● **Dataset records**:

--- begin ---

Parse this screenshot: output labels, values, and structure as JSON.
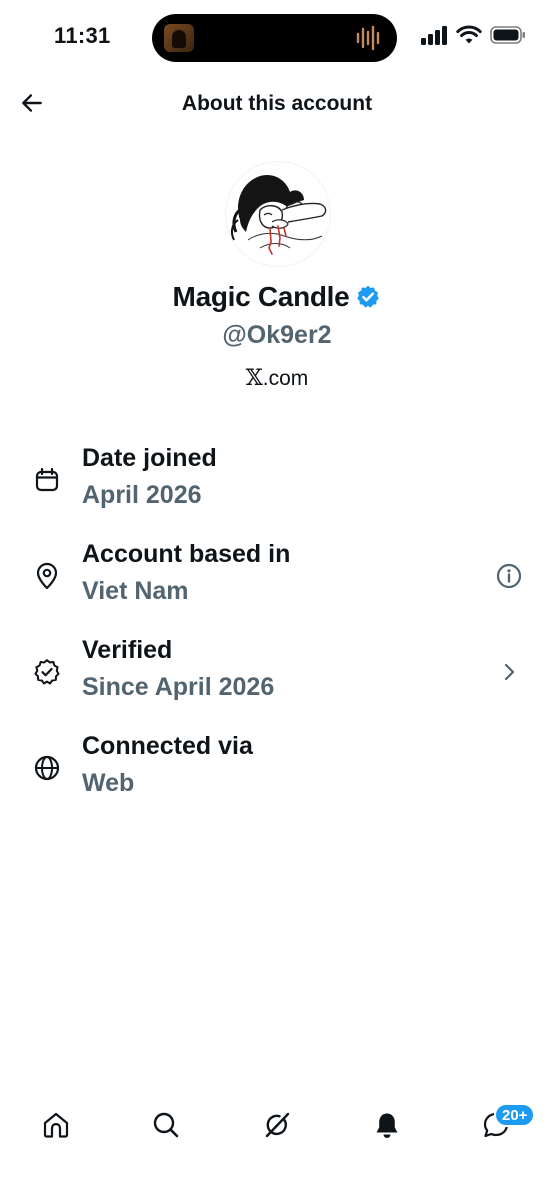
{
  "status_bar": {
    "time": "11:31"
  },
  "header": {
    "title": "About this account"
  },
  "profile": {
    "display_name": "Magic Candle",
    "handle": "@Ok9er2",
    "site": ".com",
    "site_logo_text": "𝕏",
    "verified_color": "#1d9bf0"
  },
  "info": [
    {
      "icon": "calendar-icon",
      "title": "Date joined",
      "value": "April 2026"
    },
    {
      "icon": "location-pin-icon",
      "title": "Account based in",
      "value": "Viet Nam",
      "trailing": "info-icon"
    },
    {
      "icon": "verified-badge-outline-icon",
      "title": "Verified",
      "value": "Since April 2026",
      "trailing": "chevron-right-icon"
    },
    {
      "icon": "globe-icon",
      "title": "Connected via",
      "value": "Web"
    }
  ],
  "tab_bar": {
    "tabs": [
      "home-icon",
      "search-icon",
      "grok-icon",
      "notifications-icon",
      "messages-icon"
    ],
    "messages_badge": "20+"
  },
  "colors": {
    "text_primary": "#0f1419",
    "text_secondary": "#536471",
    "accent": "#1d9bf0"
  }
}
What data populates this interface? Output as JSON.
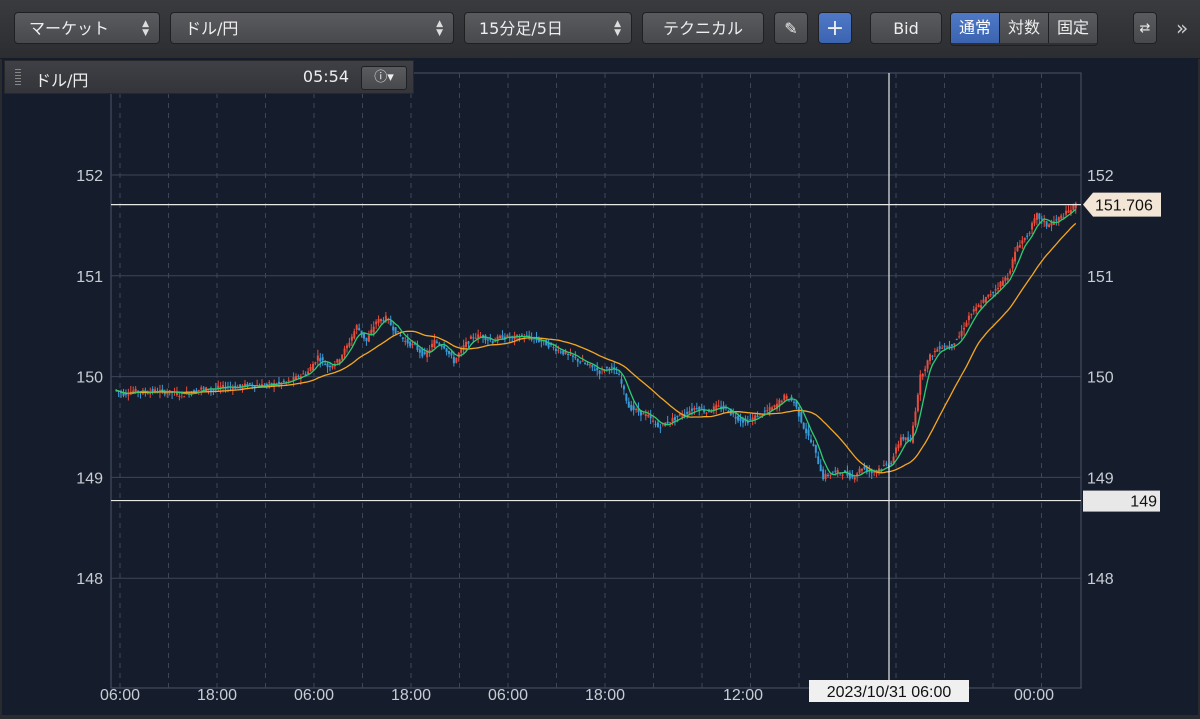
{
  "toolbar": {
    "market_label": "マーケット",
    "pair_label": "ドル/円",
    "timeframe_label": "15分足/5日",
    "technical_label": "テクニカル",
    "bid_label": "Bid",
    "scale_modes": [
      "通常",
      "対数",
      "固定"
    ],
    "scale_mode_active": "通常",
    "more_label": "»"
  },
  "info_bar": {
    "symbol": "ドル/円",
    "time": "05:54"
  },
  "chart_data": {
    "type": "candlestick",
    "title": "",
    "xlabel": "",
    "ylabel": "",
    "ylim": [
      147,
      153.0
    ],
    "yticks": [
      148,
      149,
      150,
      151,
      152
    ],
    "x_tick_labels": [
      "06:00",
      "18:00",
      "06:00",
      "18:00",
      "06:00",
      "18:00",
      "12:00",
      "00:00"
    ],
    "crosshair_time_label": "2023/10/31 06:00",
    "current_price_label": "151.706",
    "current_price": 151.706,
    "horizontal_line_label": "149",
    "horizontal_line_value": 148.77,
    "close_path": [
      149.87,
      149.83,
      149.86,
      149.84,
      149.86,
      149.85,
      149.84,
      149.82,
      149.85,
      149.88,
      149.87,
      149.89,
      149.9,
      149.9,
      149.92,
      149.91,
      149.92,
      149.93,
      149.95,
      150.0,
      150.05,
      150.2,
      150.1,
      150.15,
      150.3,
      150.5,
      150.35,
      150.55,
      150.58,
      150.45,
      150.35,
      150.3,
      150.2,
      150.35,
      150.3,
      150.15,
      150.3,
      150.4,
      150.4,
      150.35,
      150.4,
      150.38,
      150.4,
      150.38,
      150.35,
      150.3,
      150.25,
      150.2,
      150.15,
      150.1,
      150.05,
      150.1,
      150.0,
      149.7,
      149.65,
      149.6,
      149.5,
      149.55,
      149.6,
      149.65,
      149.7,
      149.65,
      149.7,
      149.68,
      149.6,
      149.55,
      149.6,
      149.65,
      149.7,
      149.8,
      149.75,
      149.5,
      149.3,
      149.0,
      149.05,
      149.05,
      149.0,
      149.1,
      149.05,
      149.1,
      149.15,
      149.4,
      149.35,
      150.0,
      150.2,
      150.3,
      150.3,
      150.4,
      150.6,
      150.7,
      150.8,
      150.9,
      151.0,
      151.3,
      151.4,
      151.6,
      151.5,
      151.55,
      151.62,
      151.706
    ],
    "ma_fast_color": "#2ecc71",
    "ma_slow_color": "#f5a623",
    "up_color": "#e74c3c",
    "down_color": "#3a9ad9"
  }
}
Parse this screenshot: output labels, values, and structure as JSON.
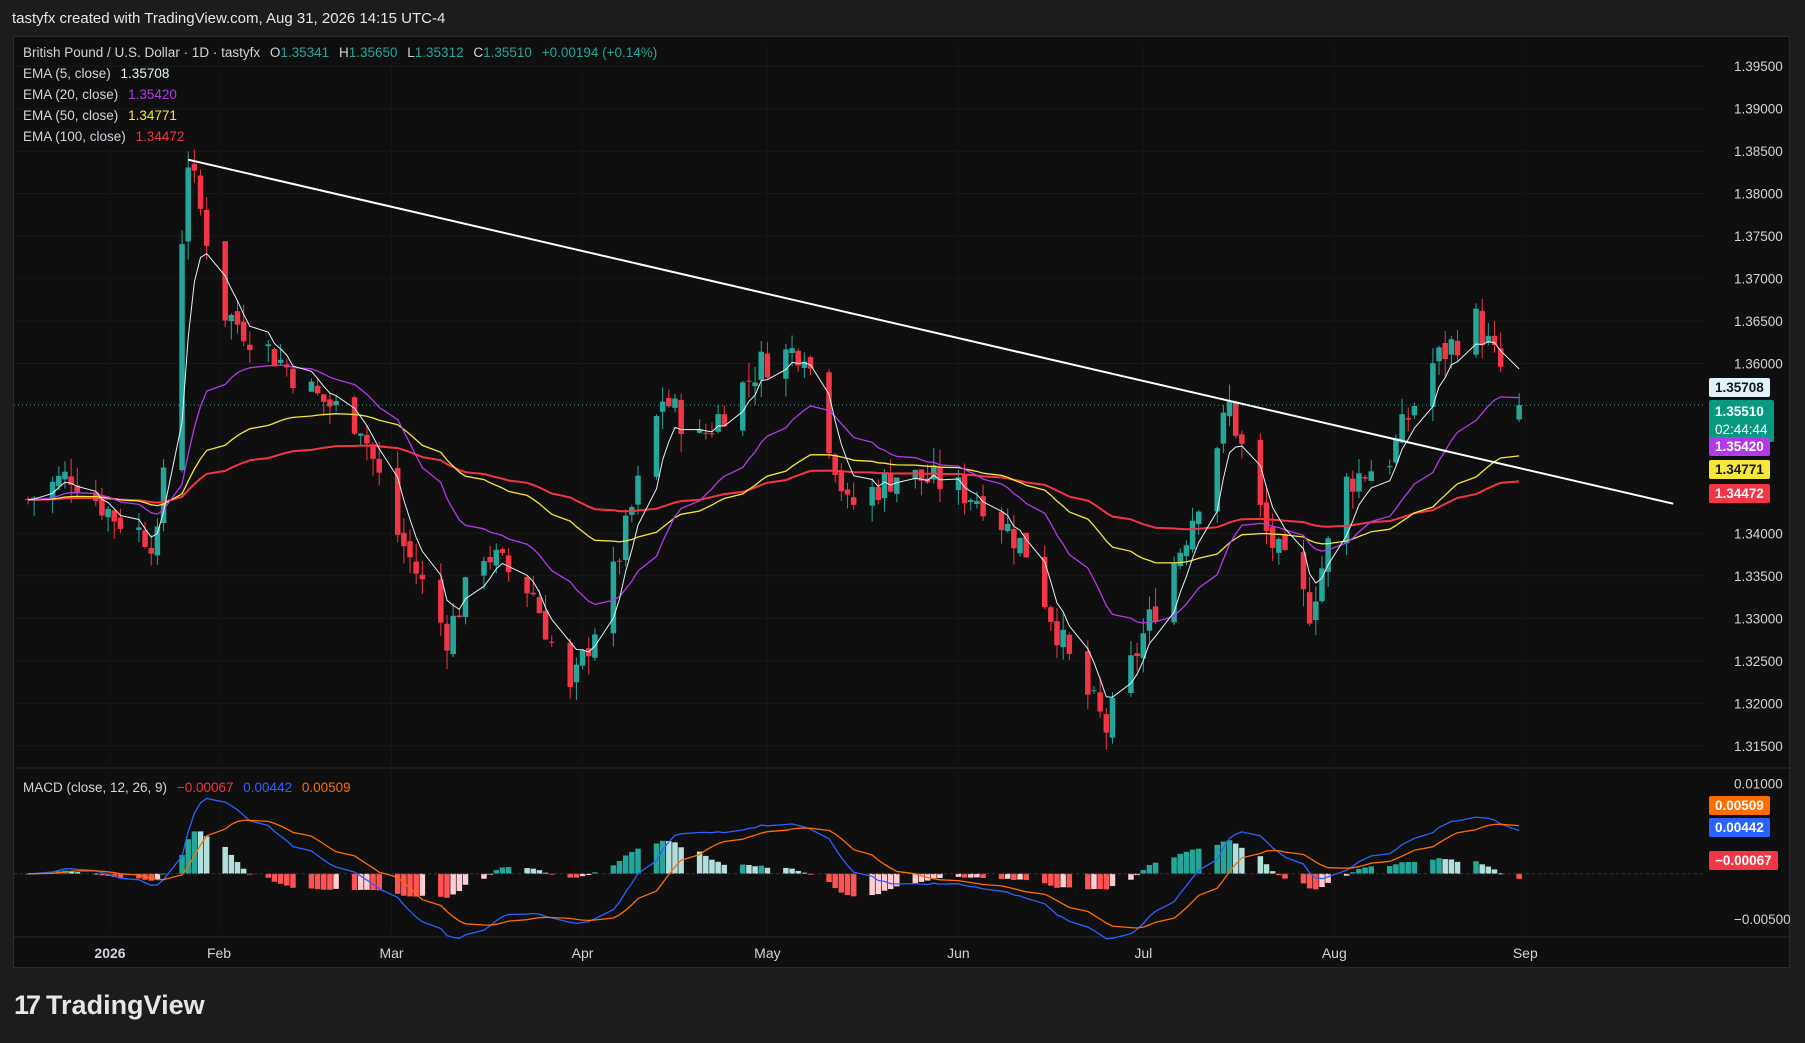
{
  "header": {
    "text": "tastyfx created with TradingView.com, Aug 31, 2026 14:15 UTC-4"
  },
  "legend": {
    "symbol": "British Pound / U.S. Dollar · 1D · tastyfx",
    "o_label": "O",
    "o": "1.35341",
    "h_label": "H",
    "h": "1.35650",
    "l_label": "L",
    "l": "1.35312",
    "c_label": "C",
    "c": "1.35510",
    "change": "+0.00194 (+0.14%)",
    "ema5": {
      "label": "EMA (5, close)",
      "value": "1.35708",
      "color": "#e0f2f7"
    },
    "ema20": {
      "label": "EMA (20, close)",
      "value": "1.35420",
      "color": "#b23ae8"
    },
    "ema50": {
      "label": "EMA (50, close)",
      "value": "1.34771",
      "color": "#f5e73c"
    },
    "ema100": {
      "label": "EMA (100, close)",
      "value": "1.34472",
      "color": "#f23645"
    },
    "macd": {
      "label": "MACD (close, 12, 26, 9)",
      "hist": "−0.00067",
      "macd": "0.00442",
      "signal": "0.00509"
    }
  },
  "price_tags": {
    "ema5": "1.35708",
    "close": "1.35510",
    "countdown": "02:44:44",
    "ema20": "1.35420",
    "ema50": "1.34771",
    "ema100": "1.34472",
    "signal": "0.00509",
    "macd": "0.00442",
    "hist": "−0.00067"
  },
  "colors": {
    "up": "#26a69a",
    "down": "#f23645",
    "ema5": "#e0f2f7",
    "ema20": "#b23ae8",
    "ema50": "#f5e73c",
    "ema100": "#f23645",
    "macd": "#2962ff",
    "signal": "#ff6d00",
    "hist_up_strong": "#26a69a",
    "hist_up_weak": "#b2dfdb",
    "hist_down_strong": "#ff5252",
    "hist_down_weak": "#ffcdd2"
  },
  "footer": {
    "logo_mark": "17",
    "logo_text": "TradingView"
  },
  "chart_data": {
    "type": "candlestick",
    "price_axis": {
      "ticks": [
        "1.39500",
        "1.39000",
        "1.38500",
        "1.38000",
        "1.37500",
        "1.37000",
        "1.36500",
        "1.36000",
        "1.34000",
        "1.33500",
        "1.33000",
        "1.32500",
        "1.32000",
        "1.31500"
      ],
      "ylim": [
        1.3125,
        1.3975
      ]
    },
    "macd_axis": {
      "ticks": [
        "0.01000",
        "−0.00500"
      ],
      "ylim": [
        -0.0068,
        0.0115
      ]
    },
    "time_axis": [
      "2026",
      "Feb",
      "Mar",
      "Apr",
      "May",
      "Jun",
      "Jul",
      "Aug",
      "Sep"
    ],
    "close_keypoints": [
      [
        "2026-01-01",
        1.344
      ],
      [
        "2026-01-08",
        1.347
      ],
      [
        "2026-01-15",
        1.342
      ],
      [
        "2026-01-22",
        1.339
      ],
      [
        "2026-01-27",
        1.384
      ],
      [
        "2026-02-02",
        1.366
      ],
      [
        "2026-02-10",
        1.361
      ],
      [
        "2026-02-17",
        1.356
      ],
      [
        "2026-02-24",
        1.353
      ],
      [
        "2026-03-02",
        1.34
      ],
      [
        "2026-03-10",
        1.328
      ],
      [
        "2026-03-16",
        1.338
      ],
      [
        "2026-03-24",
        1.333
      ],
      [
        "2026-03-30",
        1.321
      ],
      [
        "2026-04-06",
        1.335
      ],
      [
        "2026-04-14",
        1.356
      ],
      [
        "2026-04-20",
        1.351
      ],
      [
        "2026-04-30",
        1.36
      ],
      [
        "2026-05-07",
        1.362
      ],
      [
        "2026-05-14",
        1.343
      ],
      [
        "2026-05-22",
        1.347
      ],
      [
        "2026-05-29",
        1.346
      ],
      [
        "2026-06-05",
        1.344
      ],
      [
        "2026-06-12",
        1.338
      ],
      [
        "2026-06-19",
        1.325
      ],
      [
        "2026-06-25",
        1.317
      ],
      [
        "2026-07-01",
        1.328
      ],
      [
        "2026-07-08",
        1.34
      ],
      [
        "2026-07-15",
        1.355
      ],
      [
        "2026-07-21",
        1.34
      ],
      [
        "2026-07-28",
        1.331
      ],
      [
        "2026-08-03",
        1.346
      ],
      [
        "2026-08-10",
        1.349
      ],
      [
        "2026-08-17",
        1.36
      ],
      [
        "2026-08-24",
        1.365
      ],
      [
        "2026-08-31",
        1.3551
      ]
    ],
    "trendline": {
      "from": [
        "2026-01-27",
        1.384
      ],
      "to": [
        "2026-09-25",
        1.3435
      ]
    }
  }
}
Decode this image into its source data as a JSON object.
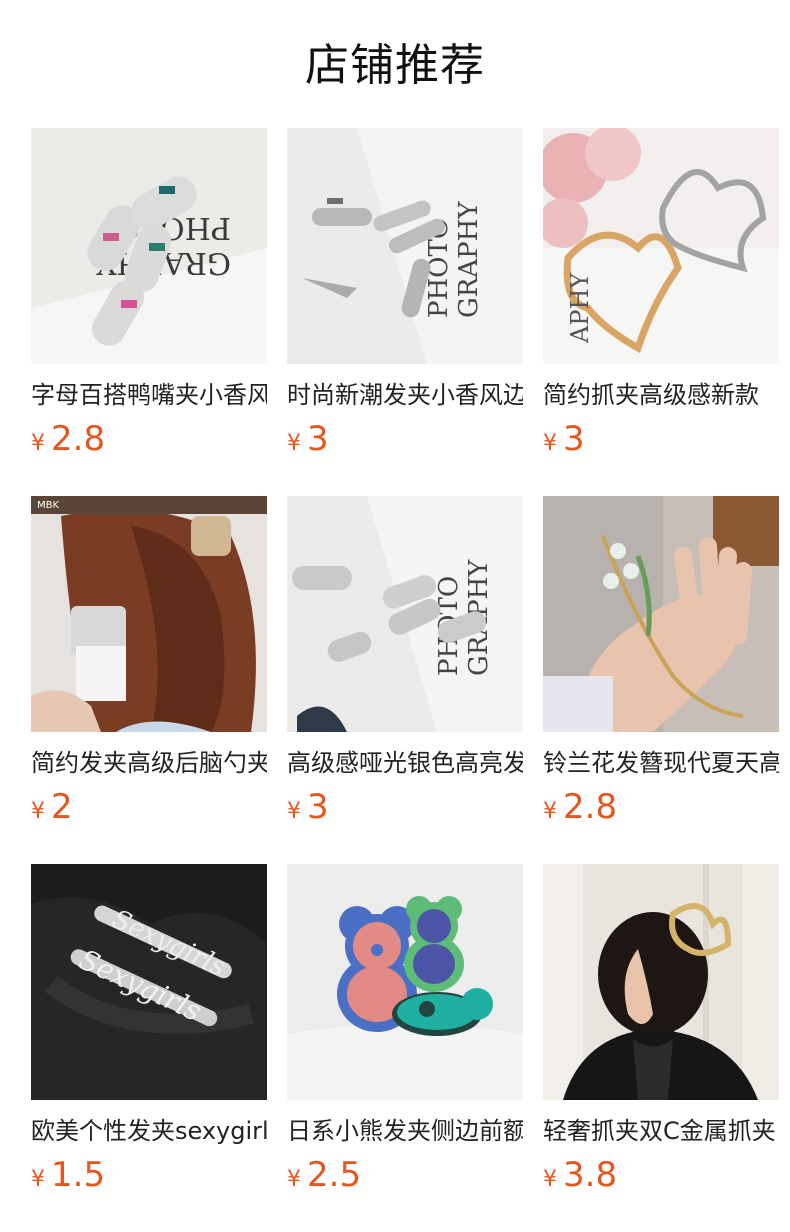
{
  "section": {
    "title": "店铺推荐"
  },
  "currency_symbol": "¥",
  "products": [
    {
      "name": "字母百搭鸭嘴夹小香风",
      "price": "2.8",
      "image": "letter-duckbill-clips-photo"
    },
    {
      "name": "时尚新潮发夹小香风边",
      "price": "3",
      "image": "silver-snap-clips-photo"
    },
    {
      "name": "简约抓夹高级感新款",
      "price": "3",
      "image": "butterfly-claw-clips-photo"
    },
    {
      "name": "简约发夹高级后脑勺夹",
      "price": "2",
      "image": "hair-clip-model-photo"
    },
    {
      "name": "高级感哑光银色高亮发",
      "price": "3",
      "image": "matte-silver-clips-photo"
    },
    {
      "name": "铃兰花发簪现代夏天高",
      "price": "2.8",
      "image": "lily-of-valley-hairpin-photo"
    },
    {
      "name": "欧美个性发夹sexygirl",
      "price": "1.5",
      "image": "sexygirls-letter-clips-photo"
    },
    {
      "name": "日系小熊发夹侧边前额",
      "price": "2.5",
      "image": "bear-hair-clips-photo"
    },
    {
      "name": "轻奢抓夹双C金属抓夹",
      "price": "3.8",
      "image": "gold-claw-clip-model-photo"
    }
  ]
}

--- end ---

● **EXERCISE DIRECTIONS**: Tally the lines of the records holding the word "signal", then state only the tally.

● **COMPLETE ANSWER**: 3